### Task prompt
Spot each line that carries the word "surge"; copy those lines.

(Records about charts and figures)
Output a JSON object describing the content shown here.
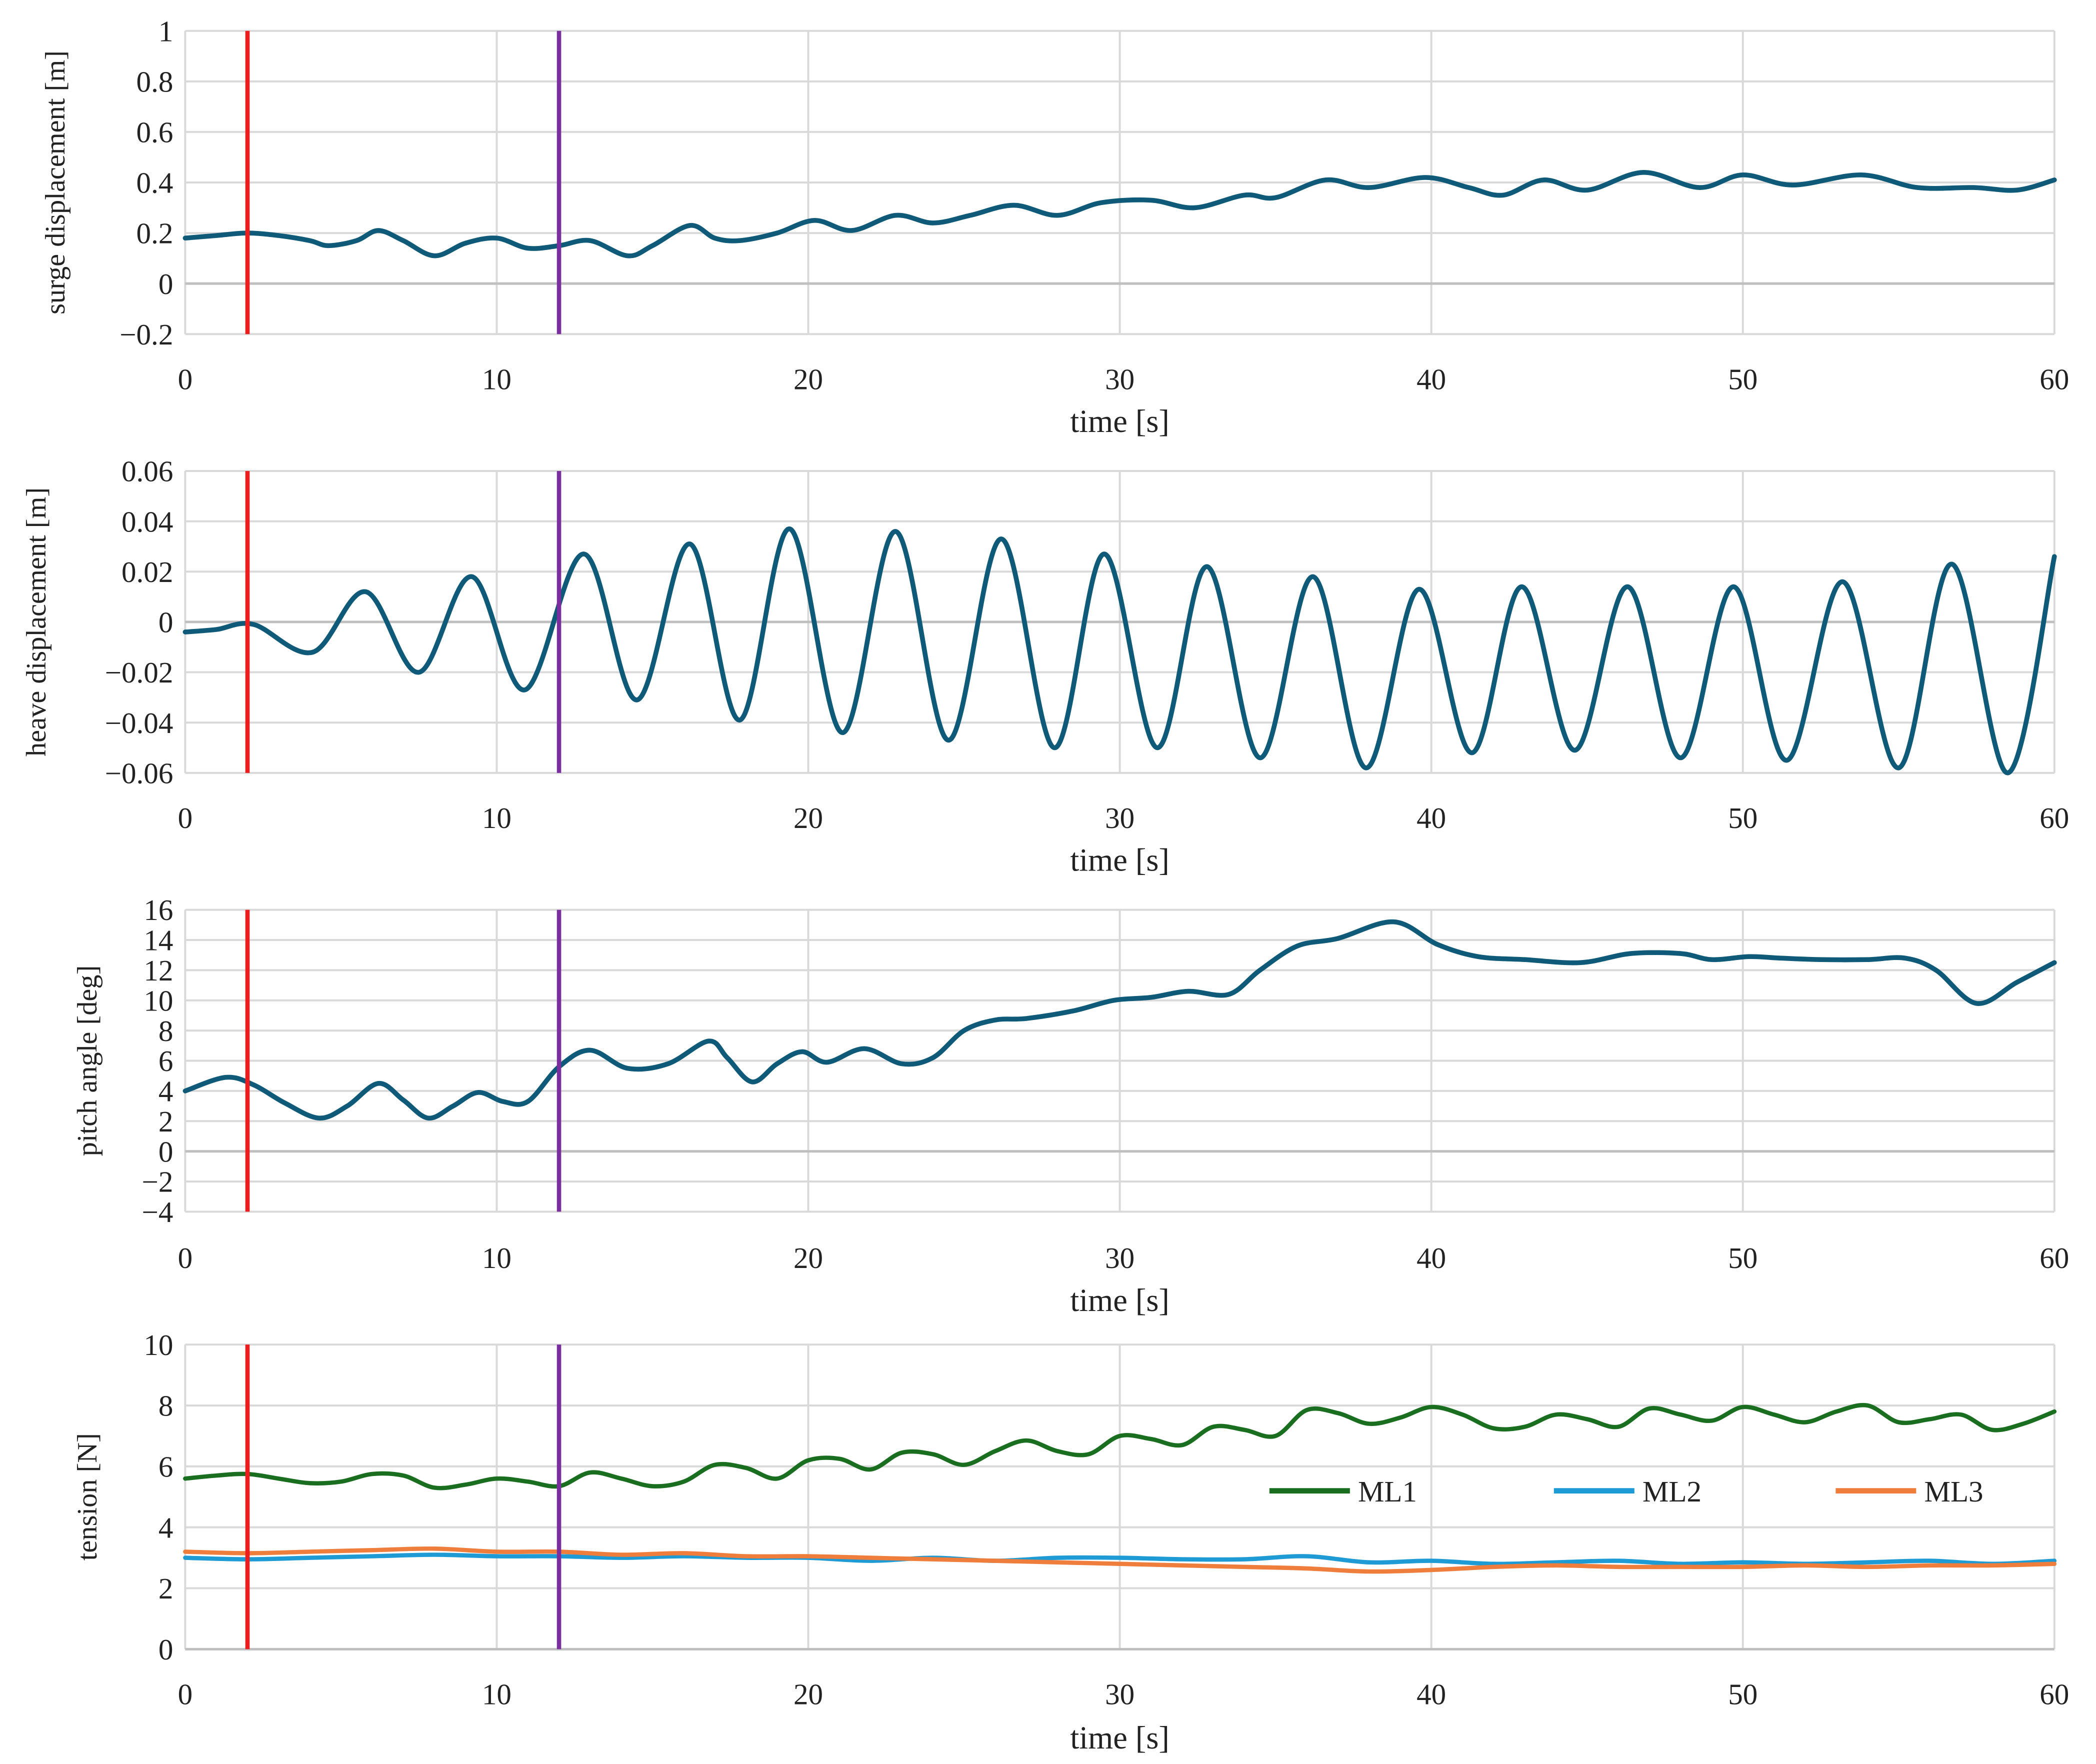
{
  "chart_data": [
    {
      "type": "line",
      "xlabel": "time [s]",
      "ylabel": "surge displacement [m]",
      "xlim": [
        0,
        60
      ],
      "ylim": [
        -0.2,
        1
      ],
      "xticks": [
        0,
        10,
        20,
        30,
        40,
        50,
        60
      ],
      "yticks": [
        -0.2,
        0,
        0.2,
        0.4,
        0.6,
        0.8,
        1
      ],
      "ytick_labels": [
        "−0.2",
        "0",
        "0.2",
        "0.4",
        "0.6",
        "0.8",
        "1"
      ],
      "grid": true,
      "vlines": [
        {
          "x": 2,
          "color": "#ee1c1c"
        },
        {
          "x": 12,
          "color": "#7b2f9e"
        }
      ],
      "series": [
        {
          "name": "surge",
          "color": "#0e5a78",
          "x": [
            0,
            1,
            2,
            3,
            4,
            4.6,
            5.5,
            6.2,
            7,
            8,
            9,
            10,
            11,
            12,
            13,
            14.2,
            15,
            16.2,
            17,
            17.8,
            19,
            20.2,
            21.4,
            22.8,
            24,
            25.2,
            26.6,
            28,
            29.4,
            31,
            32.4,
            34,
            35,
            36.6,
            38,
            39.8,
            41.2,
            42.3,
            43.6,
            45,
            46.8,
            48.6,
            50,
            51.6,
            53.8,
            55.6,
            57.4,
            58.8,
            60
          ],
          "y": [
            0.18,
            0.19,
            0.2,
            0.19,
            0.17,
            0.15,
            0.17,
            0.21,
            0.17,
            0.11,
            0.16,
            0.18,
            0.14,
            0.15,
            0.17,
            0.11,
            0.15,
            0.23,
            0.18,
            0.17,
            0.2,
            0.25,
            0.21,
            0.27,
            0.24,
            0.27,
            0.31,
            0.27,
            0.32,
            0.33,
            0.3,
            0.35,
            0.34,
            0.41,
            0.38,
            0.42,
            0.38,
            0.35,
            0.41,
            0.37,
            0.44,
            0.38,
            0.43,
            0.39,
            0.43,
            0.38,
            0.38,
            0.37,
            0.41
          ]
        }
      ]
    },
    {
      "type": "line",
      "xlabel": "time [s]",
      "ylabel": "heave displacement [m]",
      "xlim": [
        0,
        60
      ],
      "ylim": [
        -0.06,
        0.06
      ],
      "xticks": [
        0,
        10,
        20,
        30,
        40,
        50,
        60
      ],
      "yticks": [
        -0.06,
        -0.04,
        -0.02,
        0,
        0.02,
        0.04,
        0.06
      ],
      "ytick_labels": [
        "−0.06",
        "−0.04",
        "−0.02",
        "0",
        "0.02",
        "0.04",
        "0.06"
      ],
      "grid": true,
      "vlines": [
        {
          "x": 2,
          "color": "#ee1c1c"
        },
        {
          "x": 12,
          "color": "#7b2f9e"
        }
      ],
      "series": [
        {
          "name": "heave",
          "color": "#0e5a78",
          "x": [
            0,
            1,
            2.2,
            4.1,
            5.8,
            7.5,
            9.2,
            10.9,
            12.8,
            14.5,
            16.2,
            17.8,
            19.4,
            21.1,
            22.8,
            24.5,
            26.2,
            27.9,
            29.5,
            31.2,
            32.8,
            34.5,
            36.2,
            37.9,
            39.6,
            41.3,
            42.9,
            44.6,
            46.3,
            48,
            49.7,
            51.4,
            53.2,
            55,
            56.7,
            58.5,
            60
          ],
          "y": [
            -0.004,
            -0.003,
            -0.001,
            -0.012,
            0.012,
            -0.02,
            0.018,
            -0.027,
            0.027,
            -0.031,
            0.031,
            -0.039,
            0.037,
            -0.044,
            0.036,
            -0.047,
            0.033,
            -0.05,
            0.027,
            -0.05,
            0.022,
            -0.054,
            0.018,
            -0.058,
            0.013,
            -0.052,
            0.014,
            -0.051,
            0.014,
            -0.054,
            0.014,
            -0.055,
            0.016,
            -0.058,
            0.023,
            -0.06,
            0.026
          ]
        }
      ]
    },
    {
      "type": "line",
      "xlabel": "time [s]",
      "ylabel": "pitch angle [deg]",
      "xlim": [
        0,
        60
      ],
      "ylim": [
        -4,
        16
      ],
      "xticks": [
        0,
        10,
        20,
        30,
        40,
        50,
        60
      ],
      "yticks": [
        -4,
        -2,
        0,
        2,
        4,
        6,
        8,
        10,
        12,
        14,
        16
      ],
      "ytick_labels": [
        "−4",
        "−2",
        "0",
        "2",
        "4",
        "6",
        "8",
        "10",
        "12",
        "14",
        "16"
      ],
      "grid": true,
      "vlines": [
        {
          "x": 2,
          "color": "#ee1c1c"
        },
        {
          "x": 12,
          "color": "#7b2f9e"
        }
      ],
      "series": [
        {
          "name": "pitch",
          "color": "#0e5a78",
          "x": [
            0,
            1.3,
            2.2,
            3.2,
            4.3,
            5.2,
            6.2,
            7,
            7.8,
            8.6,
            9.4,
            10.2,
            11,
            12,
            13,
            14.2,
            15.5,
            16.8,
            17.4,
            18.2,
            19,
            19.8,
            20.6,
            21.8,
            23,
            24,
            25,
            26,
            27,
            28.5,
            29.8,
            31,
            32.2,
            33.5,
            34.5,
            35.7,
            37,
            38.8,
            40.2,
            41.5,
            43,
            44.8,
            46.4,
            48,
            49,
            50.2,
            51.2,
            52.5,
            54,
            55.2,
            56.2,
            57.5,
            58.8,
            60
          ],
          "y": [
            4,
            4.9,
            4.4,
            3.2,
            2.2,
            3,
            4.5,
            3.4,
            2.2,
            3,
            3.9,
            3.3,
            3.3,
            5.6,
            6.7,
            5.5,
            5.8,
            7.3,
            6.2,
            4.6,
            5.8,
            6.6,
            5.9,
            6.8,
            5.8,
            6.2,
            8,
            8.7,
            8.8,
            9.3,
            10,
            10.2,
            10.6,
            10.4,
            12,
            13.6,
            14.1,
            15.2,
            13.7,
            12.9,
            12.7,
            12.5,
            13.1,
            13.1,
            12.7,
            12.9,
            12.8,
            12.7,
            12.7,
            12.8,
            12,
            9.8,
            11.2,
            12.5
          ]
        }
      ]
    },
    {
      "type": "line",
      "xlabel": "time [s]",
      "ylabel": "tension [N]",
      "xlim": [
        0,
        60
      ],
      "ylim": [
        0,
        10
      ],
      "xticks": [
        0,
        10,
        20,
        30,
        40,
        50,
        60
      ],
      "yticks": [
        0,
        2,
        4,
        6,
        8,
        10
      ],
      "ytick_labels": [
        "0",
        "2",
        "4",
        "6",
        "8",
        "10"
      ],
      "grid": true,
      "legend": "right",
      "vlines": [
        {
          "x": 2,
          "color": "#ee1c1c"
        },
        {
          "x": 12,
          "color": "#7b2f9e"
        }
      ],
      "series": [
        {
          "name": "ML1",
          "color": "#1a6e1f",
          "x": [
            0,
            1,
            2,
            3,
            4,
            5,
            6,
            7,
            8,
            9,
            10,
            11,
            12,
            13,
            14,
            15,
            16,
            17,
            18,
            19,
            20,
            21,
            22,
            23,
            24,
            25,
            26,
            27,
            28,
            29,
            30,
            31,
            32,
            33,
            34,
            35,
            36,
            37,
            38,
            39,
            40,
            41,
            42,
            43,
            44,
            45,
            46,
            47,
            48,
            49,
            50,
            51,
            52,
            53,
            54,
            55,
            56,
            57,
            58,
            59,
            60
          ],
          "y": [
            5.6,
            5.7,
            5.75,
            5.6,
            5.45,
            5.5,
            5.75,
            5.7,
            5.3,
            5.4,
            5.6,
            5.5,
            5.35,
            5.8,
            5.6,
            5.35,
            5.5,
            6.05,
            5.95,
            5.6,
            6.2,
            6.25,
            5.9,
            6.45,
            6.4,
            6.05,
            6.5,
            6.85,
            6.5,
            6.4,
            7,
            6.9,
            6.7,
            7.3,
            7.2,
            7,
            7.85,
            7.75,
            7.4,
            7.6,
            7.95,
            7.7,
            7.25,
            7.3,
            7.7,
            7.55,
            7.3,
            7.9,
            7.7,
            7.5,
            7.95,
            7.7,
            7.45,
            7.8,
            8,
            7.45,
            7.55,
            7.7,
            7.2,
            7.4,
            7.8
          ]
        },
        {
          "name": "ML2",
          "color": "#1e9bd5",
          "x": [
            0,
            2,
            4,
            6,
            8,
            10,
            12,
            14,
            16,
            18,
            20,
            22,
            24,
            26,
            28,
            30,
            32,
            34,
            36,
            38,
            40,
            42,
            44,
            46,
            48,
            50,
            52,
            54,
            56,
            58,
            60
          ],
          "y": [
            3,
            2.95,
            3,
            3.05,
            3.1,
            3.05,
            3.05,
            3,
            3.05,
            3,
            3,
            2.9,
            3,
            2.9,
            3,
            3,
            2.95,
            2.95,
            3.05,
            2.85,
            2.9,
            2.8,
            2.85,
            2.9,
            2.8,
            2.85,
            2.8,
            2.85,
            2.9,
            2.8,
            2.9
          ]
        },
        {
          "name": "ML3",
          "color": "#ef7d3c",
          "x": [
            0,
            2,
            4,
            6,
            8,
            10,
            12,
            14,
            16,
            18,
            20,
            22,
            24,
            26,
            28,
            30,
            32,
            34,
            36,
            38,
            40,
            42,
            44,
            46,
            48,
            50,
            52,
            54,
            56,
            58,
            60
          ],
          "y": [
            3.2,
            3.15,
            3.2,
            3.25,
            3.3,
            3.2,
            3.2,
            3.1,
            3.15,
            3.05,
            3.05,
            3,
            2.95,
            2.9,
            2.85,
            2.8,
            2.75,
            2.7,
            2.65,
            2.55,
            2.6,
            2.7,
            2.75,
            2.7,
            2.7,
            2.7,
            2.75,
            2.7,
            2.75,
            2.75,
            2.8
          ]
        }
      ]
    }
  ]
}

### Final result
      "ylabel": "surge displacement [m]",
          "name": "surge",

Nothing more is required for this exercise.